(Entries from a dataset)
* * * * * * *
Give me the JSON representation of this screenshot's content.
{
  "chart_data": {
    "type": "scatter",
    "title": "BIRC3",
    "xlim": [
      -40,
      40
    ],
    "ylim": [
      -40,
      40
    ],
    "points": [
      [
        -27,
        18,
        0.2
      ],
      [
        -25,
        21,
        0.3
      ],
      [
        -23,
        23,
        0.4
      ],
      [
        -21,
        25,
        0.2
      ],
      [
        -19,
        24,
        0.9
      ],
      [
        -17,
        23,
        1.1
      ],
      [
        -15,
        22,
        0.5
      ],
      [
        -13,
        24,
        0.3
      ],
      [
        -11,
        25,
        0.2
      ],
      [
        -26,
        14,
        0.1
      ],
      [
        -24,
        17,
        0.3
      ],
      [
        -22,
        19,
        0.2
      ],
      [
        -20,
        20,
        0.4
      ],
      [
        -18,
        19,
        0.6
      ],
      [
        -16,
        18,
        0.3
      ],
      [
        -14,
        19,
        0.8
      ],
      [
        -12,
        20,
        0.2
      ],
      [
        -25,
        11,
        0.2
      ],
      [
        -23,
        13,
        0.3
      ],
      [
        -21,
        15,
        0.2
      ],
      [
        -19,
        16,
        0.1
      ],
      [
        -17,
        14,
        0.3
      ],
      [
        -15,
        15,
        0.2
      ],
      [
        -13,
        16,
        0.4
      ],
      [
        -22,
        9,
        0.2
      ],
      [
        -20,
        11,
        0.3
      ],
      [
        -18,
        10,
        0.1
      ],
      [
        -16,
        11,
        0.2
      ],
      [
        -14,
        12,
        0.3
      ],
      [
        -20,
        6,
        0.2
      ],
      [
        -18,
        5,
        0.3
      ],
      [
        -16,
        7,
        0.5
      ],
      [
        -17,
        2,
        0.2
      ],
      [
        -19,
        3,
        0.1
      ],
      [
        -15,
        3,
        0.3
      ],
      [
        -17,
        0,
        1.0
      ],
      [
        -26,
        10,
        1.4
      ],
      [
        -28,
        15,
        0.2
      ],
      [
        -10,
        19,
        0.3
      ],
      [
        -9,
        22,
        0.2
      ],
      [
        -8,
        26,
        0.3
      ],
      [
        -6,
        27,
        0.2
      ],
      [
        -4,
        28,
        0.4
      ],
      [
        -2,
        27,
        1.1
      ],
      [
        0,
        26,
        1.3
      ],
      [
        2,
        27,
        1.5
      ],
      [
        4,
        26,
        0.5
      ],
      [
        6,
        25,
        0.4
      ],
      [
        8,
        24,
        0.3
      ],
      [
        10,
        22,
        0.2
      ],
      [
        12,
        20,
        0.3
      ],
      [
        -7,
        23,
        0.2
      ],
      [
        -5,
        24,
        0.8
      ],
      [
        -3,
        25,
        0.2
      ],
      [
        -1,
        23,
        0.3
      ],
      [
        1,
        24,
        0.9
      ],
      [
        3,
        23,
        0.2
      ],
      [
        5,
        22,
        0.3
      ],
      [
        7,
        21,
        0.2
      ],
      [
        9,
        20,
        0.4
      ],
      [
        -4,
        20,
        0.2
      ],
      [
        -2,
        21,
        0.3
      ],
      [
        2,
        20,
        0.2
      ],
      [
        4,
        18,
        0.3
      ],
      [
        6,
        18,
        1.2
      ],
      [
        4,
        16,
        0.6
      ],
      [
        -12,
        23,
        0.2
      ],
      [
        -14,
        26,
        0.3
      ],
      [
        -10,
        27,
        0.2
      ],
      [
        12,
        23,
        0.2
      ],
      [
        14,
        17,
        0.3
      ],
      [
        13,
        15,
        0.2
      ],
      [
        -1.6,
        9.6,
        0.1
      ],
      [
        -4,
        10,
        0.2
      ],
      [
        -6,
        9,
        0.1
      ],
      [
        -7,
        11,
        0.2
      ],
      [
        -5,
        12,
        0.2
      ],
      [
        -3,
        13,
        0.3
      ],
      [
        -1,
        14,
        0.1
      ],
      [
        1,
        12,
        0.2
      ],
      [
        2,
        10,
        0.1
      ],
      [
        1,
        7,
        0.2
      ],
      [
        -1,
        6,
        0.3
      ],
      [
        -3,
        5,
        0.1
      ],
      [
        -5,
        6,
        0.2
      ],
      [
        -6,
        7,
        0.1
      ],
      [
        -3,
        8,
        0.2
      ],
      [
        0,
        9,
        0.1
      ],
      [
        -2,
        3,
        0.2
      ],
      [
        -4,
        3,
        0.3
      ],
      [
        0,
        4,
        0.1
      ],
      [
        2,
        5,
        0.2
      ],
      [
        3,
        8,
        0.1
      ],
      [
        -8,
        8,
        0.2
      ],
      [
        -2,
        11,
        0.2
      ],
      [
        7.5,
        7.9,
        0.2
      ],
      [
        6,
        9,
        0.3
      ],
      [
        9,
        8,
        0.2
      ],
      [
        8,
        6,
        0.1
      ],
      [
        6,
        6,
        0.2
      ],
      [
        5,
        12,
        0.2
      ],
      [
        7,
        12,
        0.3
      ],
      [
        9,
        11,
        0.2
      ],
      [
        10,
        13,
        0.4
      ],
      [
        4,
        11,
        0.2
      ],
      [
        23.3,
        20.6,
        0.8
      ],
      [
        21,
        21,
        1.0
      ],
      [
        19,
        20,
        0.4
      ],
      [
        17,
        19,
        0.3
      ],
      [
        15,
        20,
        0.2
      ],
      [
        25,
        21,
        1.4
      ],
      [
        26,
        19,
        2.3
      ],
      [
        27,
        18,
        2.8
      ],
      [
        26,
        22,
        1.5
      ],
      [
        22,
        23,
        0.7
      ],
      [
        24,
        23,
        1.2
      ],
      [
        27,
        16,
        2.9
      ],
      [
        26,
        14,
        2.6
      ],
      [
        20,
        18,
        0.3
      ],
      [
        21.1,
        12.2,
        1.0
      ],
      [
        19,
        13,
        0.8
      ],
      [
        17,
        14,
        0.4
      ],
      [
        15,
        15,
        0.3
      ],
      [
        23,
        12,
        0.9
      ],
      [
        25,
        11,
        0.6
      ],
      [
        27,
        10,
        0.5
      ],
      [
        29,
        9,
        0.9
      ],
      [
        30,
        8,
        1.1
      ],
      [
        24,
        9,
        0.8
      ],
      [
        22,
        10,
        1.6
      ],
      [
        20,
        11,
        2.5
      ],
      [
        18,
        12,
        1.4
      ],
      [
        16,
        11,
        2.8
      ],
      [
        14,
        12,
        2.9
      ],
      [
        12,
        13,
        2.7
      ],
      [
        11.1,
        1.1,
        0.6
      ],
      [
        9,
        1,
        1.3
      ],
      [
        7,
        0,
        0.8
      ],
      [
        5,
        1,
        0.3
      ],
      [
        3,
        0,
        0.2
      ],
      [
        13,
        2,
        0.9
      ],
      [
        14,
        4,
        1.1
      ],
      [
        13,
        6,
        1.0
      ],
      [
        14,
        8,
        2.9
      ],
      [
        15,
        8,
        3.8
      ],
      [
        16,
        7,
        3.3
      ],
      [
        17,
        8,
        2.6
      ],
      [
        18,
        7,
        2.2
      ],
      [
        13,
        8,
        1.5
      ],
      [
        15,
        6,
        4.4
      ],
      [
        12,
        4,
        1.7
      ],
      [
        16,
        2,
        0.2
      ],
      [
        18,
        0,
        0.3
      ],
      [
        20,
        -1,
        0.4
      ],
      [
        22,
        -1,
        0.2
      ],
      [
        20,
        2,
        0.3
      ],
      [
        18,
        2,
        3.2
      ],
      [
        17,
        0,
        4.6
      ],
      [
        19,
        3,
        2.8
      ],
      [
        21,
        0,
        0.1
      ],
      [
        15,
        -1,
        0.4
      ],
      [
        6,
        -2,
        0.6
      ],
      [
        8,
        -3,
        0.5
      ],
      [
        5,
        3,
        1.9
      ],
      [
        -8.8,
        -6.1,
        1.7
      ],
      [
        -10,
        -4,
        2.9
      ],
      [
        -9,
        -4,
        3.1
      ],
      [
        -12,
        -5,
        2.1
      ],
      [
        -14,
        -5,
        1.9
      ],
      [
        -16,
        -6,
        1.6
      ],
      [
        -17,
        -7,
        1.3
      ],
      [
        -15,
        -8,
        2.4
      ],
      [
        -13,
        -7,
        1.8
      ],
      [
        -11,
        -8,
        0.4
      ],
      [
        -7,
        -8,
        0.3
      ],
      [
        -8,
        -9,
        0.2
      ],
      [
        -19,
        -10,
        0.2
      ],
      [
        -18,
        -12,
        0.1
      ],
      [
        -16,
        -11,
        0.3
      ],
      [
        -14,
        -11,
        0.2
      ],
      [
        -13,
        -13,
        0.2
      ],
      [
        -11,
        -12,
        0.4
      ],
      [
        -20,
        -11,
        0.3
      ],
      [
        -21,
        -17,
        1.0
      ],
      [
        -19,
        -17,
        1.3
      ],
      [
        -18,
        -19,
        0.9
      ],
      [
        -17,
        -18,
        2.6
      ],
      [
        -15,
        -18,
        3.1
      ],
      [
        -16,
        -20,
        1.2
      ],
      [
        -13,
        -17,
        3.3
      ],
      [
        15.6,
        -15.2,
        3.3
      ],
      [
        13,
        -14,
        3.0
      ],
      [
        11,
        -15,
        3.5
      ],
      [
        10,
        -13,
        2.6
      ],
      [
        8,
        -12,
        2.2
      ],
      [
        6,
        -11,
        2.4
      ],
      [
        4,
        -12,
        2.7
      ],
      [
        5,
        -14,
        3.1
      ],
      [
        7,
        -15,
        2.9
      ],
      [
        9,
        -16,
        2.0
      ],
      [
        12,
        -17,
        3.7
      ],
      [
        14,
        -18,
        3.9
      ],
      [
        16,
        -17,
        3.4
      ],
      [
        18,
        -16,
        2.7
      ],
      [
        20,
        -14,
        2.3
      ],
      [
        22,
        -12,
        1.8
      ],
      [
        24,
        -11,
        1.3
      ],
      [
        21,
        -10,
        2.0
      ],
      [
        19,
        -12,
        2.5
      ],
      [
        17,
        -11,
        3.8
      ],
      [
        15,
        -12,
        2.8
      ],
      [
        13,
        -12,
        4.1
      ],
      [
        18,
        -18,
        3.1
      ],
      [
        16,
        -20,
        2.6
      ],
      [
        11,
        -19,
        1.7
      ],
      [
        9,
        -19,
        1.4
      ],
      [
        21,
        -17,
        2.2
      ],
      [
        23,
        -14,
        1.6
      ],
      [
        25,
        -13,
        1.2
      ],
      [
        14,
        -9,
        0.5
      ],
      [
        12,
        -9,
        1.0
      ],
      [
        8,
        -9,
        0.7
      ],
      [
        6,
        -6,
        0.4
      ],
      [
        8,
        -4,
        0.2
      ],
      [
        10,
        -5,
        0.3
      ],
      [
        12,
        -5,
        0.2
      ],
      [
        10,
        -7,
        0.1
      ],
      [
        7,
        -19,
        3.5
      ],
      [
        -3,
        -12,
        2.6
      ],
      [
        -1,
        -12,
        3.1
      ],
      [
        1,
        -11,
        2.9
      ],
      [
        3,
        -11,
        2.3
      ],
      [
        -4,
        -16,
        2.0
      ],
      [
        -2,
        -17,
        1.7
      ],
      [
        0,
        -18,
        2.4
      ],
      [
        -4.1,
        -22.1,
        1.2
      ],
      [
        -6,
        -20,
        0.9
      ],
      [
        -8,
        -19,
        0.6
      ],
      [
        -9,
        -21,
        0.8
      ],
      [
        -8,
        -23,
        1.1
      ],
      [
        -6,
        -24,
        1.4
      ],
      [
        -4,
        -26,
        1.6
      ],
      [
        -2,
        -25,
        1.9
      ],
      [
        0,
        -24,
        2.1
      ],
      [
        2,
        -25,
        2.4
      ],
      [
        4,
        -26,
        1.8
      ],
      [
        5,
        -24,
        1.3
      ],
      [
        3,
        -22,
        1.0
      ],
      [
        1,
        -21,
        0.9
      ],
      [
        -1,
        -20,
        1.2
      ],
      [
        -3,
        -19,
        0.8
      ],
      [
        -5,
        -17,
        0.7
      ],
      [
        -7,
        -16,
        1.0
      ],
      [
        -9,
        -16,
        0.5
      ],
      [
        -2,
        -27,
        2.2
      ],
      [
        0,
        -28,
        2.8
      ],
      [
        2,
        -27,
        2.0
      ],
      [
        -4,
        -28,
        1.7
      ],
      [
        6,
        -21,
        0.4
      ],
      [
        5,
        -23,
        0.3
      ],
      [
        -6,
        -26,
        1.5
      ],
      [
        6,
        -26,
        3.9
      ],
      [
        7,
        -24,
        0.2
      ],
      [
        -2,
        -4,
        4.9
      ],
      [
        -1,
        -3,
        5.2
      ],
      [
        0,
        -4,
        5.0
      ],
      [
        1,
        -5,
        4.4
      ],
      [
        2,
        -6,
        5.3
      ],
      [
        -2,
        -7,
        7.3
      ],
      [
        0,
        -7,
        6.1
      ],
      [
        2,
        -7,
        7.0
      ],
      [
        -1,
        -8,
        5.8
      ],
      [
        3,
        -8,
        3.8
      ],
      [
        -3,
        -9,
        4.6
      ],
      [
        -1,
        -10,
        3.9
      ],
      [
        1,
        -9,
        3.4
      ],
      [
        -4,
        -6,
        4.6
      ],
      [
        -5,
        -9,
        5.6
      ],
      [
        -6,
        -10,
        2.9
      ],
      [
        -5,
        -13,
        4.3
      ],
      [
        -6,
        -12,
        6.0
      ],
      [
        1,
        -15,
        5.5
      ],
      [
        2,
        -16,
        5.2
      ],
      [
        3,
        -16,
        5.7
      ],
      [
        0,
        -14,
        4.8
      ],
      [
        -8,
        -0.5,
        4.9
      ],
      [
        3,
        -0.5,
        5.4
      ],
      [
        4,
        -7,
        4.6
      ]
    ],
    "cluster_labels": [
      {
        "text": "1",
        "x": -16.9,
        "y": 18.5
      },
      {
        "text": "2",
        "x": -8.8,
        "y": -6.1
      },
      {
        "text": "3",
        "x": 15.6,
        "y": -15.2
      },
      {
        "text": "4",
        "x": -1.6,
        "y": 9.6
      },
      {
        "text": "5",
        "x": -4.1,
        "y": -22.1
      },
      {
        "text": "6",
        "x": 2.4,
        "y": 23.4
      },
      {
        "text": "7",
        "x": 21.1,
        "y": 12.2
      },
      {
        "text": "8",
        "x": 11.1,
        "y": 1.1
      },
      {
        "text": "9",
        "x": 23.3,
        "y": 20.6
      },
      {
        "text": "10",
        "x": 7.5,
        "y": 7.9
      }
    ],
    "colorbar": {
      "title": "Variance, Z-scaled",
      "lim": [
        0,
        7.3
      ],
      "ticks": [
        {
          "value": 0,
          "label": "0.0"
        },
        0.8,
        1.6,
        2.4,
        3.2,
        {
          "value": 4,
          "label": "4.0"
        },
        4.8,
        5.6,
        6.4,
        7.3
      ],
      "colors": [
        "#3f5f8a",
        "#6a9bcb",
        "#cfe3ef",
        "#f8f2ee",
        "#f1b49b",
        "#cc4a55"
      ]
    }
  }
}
* * * * * * *
- **Exercise directions**
For the listing above, identify each line bearing "text".

- **Answer to the task**
        "text": "1",
        "text": "2",
        "text": "3",
        "text": "4",
        "text": "5",
        "text": "6",
        "text": "7",
        "text": "8",
        "text": "9",
        "text": "10",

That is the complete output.